--- BEGIN Records for the exercise ---

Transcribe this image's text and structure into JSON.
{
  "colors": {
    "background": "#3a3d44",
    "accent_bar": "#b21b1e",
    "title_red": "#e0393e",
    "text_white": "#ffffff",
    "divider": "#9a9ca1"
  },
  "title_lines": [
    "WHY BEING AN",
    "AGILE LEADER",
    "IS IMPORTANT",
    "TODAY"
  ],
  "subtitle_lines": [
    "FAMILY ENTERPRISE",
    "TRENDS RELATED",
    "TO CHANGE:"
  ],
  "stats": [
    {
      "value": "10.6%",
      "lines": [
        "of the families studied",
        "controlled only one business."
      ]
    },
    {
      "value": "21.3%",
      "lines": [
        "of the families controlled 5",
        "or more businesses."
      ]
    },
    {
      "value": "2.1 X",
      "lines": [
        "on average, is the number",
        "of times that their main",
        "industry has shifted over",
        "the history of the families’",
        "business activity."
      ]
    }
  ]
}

--- END Records for the exercise ---

*Set task*
The records above should be duplicated in full, exactly as given.

*Worked answer*
Transcribe this image's text and structure into JSON.
{
  "colors": {
    "background": "#3a3d44",
    "accent_bar": "#b21b1e",
    "title_red": "#e0393e",
    "text_white": "#ffffff",
    "divider": "#9a9ca1"
  },
  "title_lines": [
    "WHY BEING AN",
    "AGILE LEADER",
    "IS IMPORTANT",
    "TODAY"
  ],
  "subtitle_lines": [
    "FAMILY ENTERPRISE",
    "TRENDS RELATED",
    "TO CHANGE:"
  ],
  "stats": [
    {
      "value": "10.6%",
      "lines": [
        "of the families studied",
        "controlled only one business."
      ]
    },
    {
      "value": "21.3%",
      "lines": [
        "of the families controlled 5",
        "or more businesses."
      ]
    },
    {
      "value": "2.1 X",
      "lines": [
        "on average, is the number",
        "of times that their main",
        "industry has shifted over",
        "the history of the families’",
        "business activity."
      ]
    }
  ]
}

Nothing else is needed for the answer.